Stored rows:
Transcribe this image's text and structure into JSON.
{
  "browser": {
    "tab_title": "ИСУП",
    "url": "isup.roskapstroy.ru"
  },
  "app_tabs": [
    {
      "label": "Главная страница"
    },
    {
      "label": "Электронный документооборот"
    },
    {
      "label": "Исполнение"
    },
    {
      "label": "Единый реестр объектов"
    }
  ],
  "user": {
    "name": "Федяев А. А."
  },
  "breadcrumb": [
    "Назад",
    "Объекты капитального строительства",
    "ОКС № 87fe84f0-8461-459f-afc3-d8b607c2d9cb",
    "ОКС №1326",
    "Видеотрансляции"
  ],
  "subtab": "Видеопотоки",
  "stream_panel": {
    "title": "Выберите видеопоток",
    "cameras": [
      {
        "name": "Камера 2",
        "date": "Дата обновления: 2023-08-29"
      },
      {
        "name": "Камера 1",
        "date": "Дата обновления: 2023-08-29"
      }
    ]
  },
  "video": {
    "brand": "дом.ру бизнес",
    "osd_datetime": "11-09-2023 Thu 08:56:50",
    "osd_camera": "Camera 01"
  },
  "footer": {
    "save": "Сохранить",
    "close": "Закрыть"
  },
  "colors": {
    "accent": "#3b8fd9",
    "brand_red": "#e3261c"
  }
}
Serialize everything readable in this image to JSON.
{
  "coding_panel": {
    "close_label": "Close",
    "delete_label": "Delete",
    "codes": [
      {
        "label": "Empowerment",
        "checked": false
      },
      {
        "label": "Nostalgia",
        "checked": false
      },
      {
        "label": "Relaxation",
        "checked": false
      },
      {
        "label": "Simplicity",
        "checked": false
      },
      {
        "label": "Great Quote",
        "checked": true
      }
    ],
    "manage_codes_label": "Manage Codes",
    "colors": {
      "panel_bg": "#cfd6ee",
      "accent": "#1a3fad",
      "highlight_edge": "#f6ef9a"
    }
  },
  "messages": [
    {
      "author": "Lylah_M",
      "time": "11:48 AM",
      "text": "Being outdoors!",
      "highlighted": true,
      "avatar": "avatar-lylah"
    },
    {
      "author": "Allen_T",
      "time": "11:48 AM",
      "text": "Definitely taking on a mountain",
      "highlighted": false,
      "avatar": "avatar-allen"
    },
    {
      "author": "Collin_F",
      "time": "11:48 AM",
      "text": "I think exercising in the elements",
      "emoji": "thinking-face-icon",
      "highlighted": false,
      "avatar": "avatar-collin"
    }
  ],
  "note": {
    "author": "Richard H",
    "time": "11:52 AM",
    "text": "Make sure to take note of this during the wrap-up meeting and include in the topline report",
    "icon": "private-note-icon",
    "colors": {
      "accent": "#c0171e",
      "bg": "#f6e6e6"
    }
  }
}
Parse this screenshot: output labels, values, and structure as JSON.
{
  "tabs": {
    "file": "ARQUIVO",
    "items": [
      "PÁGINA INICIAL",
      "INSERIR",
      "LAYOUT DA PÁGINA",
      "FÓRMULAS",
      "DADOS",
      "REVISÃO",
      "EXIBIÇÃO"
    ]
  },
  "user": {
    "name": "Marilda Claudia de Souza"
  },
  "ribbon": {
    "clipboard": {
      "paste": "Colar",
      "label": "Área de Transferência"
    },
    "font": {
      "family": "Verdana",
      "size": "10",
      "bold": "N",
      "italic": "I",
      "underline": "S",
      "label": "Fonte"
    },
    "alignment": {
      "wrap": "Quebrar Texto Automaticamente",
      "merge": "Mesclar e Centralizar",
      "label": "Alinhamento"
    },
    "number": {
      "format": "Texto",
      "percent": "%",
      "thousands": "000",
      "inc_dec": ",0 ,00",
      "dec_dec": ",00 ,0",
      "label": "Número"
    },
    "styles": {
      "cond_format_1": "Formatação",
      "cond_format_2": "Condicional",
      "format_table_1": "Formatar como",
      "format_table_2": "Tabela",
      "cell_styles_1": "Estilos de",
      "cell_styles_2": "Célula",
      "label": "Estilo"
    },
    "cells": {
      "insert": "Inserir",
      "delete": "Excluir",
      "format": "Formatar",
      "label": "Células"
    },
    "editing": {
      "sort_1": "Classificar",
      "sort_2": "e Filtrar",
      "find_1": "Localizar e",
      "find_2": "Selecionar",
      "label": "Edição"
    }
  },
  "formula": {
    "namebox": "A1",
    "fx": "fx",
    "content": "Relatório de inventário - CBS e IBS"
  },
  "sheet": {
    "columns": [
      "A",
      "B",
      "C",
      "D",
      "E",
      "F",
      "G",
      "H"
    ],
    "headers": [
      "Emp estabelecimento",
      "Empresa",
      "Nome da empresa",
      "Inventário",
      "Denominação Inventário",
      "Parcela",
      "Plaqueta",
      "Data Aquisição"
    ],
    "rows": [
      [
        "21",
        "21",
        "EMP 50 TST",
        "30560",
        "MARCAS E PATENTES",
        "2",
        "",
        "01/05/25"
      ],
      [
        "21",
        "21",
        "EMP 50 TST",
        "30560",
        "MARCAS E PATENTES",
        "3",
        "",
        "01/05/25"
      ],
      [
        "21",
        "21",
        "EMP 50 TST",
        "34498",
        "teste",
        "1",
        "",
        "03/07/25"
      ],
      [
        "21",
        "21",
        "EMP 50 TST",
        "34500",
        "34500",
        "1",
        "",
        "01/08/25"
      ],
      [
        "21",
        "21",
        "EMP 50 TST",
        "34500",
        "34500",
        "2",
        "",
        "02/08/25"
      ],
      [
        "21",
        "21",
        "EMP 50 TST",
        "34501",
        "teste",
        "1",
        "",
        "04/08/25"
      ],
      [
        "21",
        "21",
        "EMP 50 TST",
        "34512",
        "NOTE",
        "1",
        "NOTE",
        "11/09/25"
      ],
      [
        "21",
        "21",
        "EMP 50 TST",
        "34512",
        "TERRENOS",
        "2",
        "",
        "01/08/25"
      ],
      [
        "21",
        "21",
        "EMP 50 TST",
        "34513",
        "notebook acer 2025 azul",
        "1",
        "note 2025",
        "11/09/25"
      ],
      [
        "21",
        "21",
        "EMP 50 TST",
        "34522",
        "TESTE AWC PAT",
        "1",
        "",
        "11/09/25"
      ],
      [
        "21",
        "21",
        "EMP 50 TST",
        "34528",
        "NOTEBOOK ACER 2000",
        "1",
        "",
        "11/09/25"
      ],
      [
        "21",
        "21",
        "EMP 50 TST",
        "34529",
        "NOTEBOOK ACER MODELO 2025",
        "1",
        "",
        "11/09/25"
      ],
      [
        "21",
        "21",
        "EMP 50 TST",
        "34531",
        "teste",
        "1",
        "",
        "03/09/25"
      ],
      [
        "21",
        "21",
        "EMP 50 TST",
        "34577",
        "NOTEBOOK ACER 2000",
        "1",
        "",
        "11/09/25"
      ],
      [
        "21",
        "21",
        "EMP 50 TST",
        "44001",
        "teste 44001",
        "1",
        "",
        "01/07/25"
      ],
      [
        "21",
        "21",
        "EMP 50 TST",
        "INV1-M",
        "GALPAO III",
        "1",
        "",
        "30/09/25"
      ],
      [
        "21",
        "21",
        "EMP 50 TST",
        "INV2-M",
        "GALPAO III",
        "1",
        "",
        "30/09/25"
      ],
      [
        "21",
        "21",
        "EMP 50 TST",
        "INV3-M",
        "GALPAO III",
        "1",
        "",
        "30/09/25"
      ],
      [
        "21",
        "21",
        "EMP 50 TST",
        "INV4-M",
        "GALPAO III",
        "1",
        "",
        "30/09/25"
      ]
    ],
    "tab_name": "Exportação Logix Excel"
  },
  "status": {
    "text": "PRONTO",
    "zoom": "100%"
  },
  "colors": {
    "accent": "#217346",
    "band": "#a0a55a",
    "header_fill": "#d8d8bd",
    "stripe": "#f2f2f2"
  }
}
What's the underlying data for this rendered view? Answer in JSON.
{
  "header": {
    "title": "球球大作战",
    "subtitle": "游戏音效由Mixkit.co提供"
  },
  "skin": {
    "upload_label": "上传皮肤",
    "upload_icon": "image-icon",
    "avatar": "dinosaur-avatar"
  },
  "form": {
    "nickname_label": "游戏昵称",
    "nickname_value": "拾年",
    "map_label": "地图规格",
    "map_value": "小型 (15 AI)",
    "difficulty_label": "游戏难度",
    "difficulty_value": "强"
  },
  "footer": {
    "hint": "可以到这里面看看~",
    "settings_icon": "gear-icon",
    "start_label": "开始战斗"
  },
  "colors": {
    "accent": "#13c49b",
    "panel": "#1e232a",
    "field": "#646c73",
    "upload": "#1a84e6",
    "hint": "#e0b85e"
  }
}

What is asked: Only the lines from the one containing "What's the underlying" to the end of the data should be printed, exactly as they stand.

Task solution:
What's the underlying data for this rendered view? Answer in JSON.
{
  "header": {
    "title": "球球大作战",
    "subtitle": "游戏音效由Mixkit.co提供"
  },
  "skin": {
    "upload_label": "上传皮肤",
    "upload_icon": "image-icon",
    "avatar": "dinosaur-avatar"
  },
  "form": {
    "nickname_label": "游戏昵称",
    "nickname_value": "拾年",
    "map_label": "地图规格",
    "map_value": "小型 (15 AI)",
    "difficulty_label": "游戏难度",
    "difficulty_value": "强"
  },
  "footer": {
    "hint": "可以到这里面看看~",
    "settings_icon": "gear-icon",
    "start_label": "开始战斗"
  },
  "colors": {
    "accent": "#13c49b",
    "panel": "#1e232a",
    "field": "#646c73",
    "upload": "#1a84e6",
    "hint": "#e0b85e"
  }
}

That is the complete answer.